>>

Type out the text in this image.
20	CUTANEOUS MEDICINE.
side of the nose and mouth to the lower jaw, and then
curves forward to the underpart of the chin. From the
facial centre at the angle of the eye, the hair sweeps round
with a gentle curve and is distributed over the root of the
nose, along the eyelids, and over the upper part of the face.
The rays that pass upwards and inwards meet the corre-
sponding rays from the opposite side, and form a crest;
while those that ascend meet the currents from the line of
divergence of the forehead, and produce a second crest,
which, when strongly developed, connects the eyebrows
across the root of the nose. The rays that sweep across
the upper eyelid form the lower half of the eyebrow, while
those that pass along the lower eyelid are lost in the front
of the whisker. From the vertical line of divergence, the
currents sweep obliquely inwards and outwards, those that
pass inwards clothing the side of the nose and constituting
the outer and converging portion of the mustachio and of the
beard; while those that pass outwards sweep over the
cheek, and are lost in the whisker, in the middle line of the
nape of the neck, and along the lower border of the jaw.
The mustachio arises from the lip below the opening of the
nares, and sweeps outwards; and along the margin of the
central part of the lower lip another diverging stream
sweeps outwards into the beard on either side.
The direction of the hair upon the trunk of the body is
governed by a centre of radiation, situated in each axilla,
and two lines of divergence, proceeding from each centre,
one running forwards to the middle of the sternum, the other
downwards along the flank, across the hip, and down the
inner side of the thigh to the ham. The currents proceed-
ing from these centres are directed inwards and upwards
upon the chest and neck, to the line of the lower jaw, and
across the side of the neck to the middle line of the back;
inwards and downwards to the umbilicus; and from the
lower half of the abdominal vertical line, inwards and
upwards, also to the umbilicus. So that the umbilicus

<<

- TASK REQUIREMENTS
Copy every record exactly as presented.

- TASK RESULT
Type out the text in this image.
20	CUTANEOUS MEDICINE.
side of the nose and mouth to the lower jaw, and then
curves forward to the underpart of the chin. From the
facial centre at the angle of the eye, the hair sweeps round
with a gentle curve and is distributed over the root of the
nose, along the eyelids, and over the upper part of the face.
The rays that pass upwards and inwards meet the corre-
sponding rays from the opposite side, and form a crest;
while those that ascend meet the currents from the line of
divergence of the forehead, and produce a second crest,
which, when strongly developed, connects the eyebrows
across the root of the nose. The rays that sweep across
the upper eyelid form the lower half of the eyebrow, while
those that pass along the lower eyelid are lost in the front
of the whisker. From the vertical line of divergence, the
currents sweep obliquely inwards and outwards, those that
pass inwards clothing the side of the nose and constituting
the outer and converging portion of the mustachio and of the
beard; while those that pass outwards sweep over the
cheek, and are lost in the whisker, in the middle line of the
nape of the neck, and along the lower border of the jaw.
The mustachio arises from the lip below the opening of the
nares, and sweeps outwards; and along the margin of the
central part of the lower lip another diverging stream
sweeps outwards into the beard on either side.
The direction of the hair upon the trunk of the body is
governed by a centre of radiation, situated in each axilla,
and two lines of divergence, proceeding from each centre,
one running forwards to the middle of the sternum, the other
downwards along the flank, across the hip, and down the
inner side of the thigh to the ham. The currents proceed-
ing from these centres are directed inwards and upwards
upon the chest and neck, to the line of the lower jaw, and
across the side of the neck to the middle line of the back;
inwards and downwards to the umbilicus; and from the
lower half of the abdominal vertical line, inwards and
upwards, also to the umbilicus. So that the umbilicus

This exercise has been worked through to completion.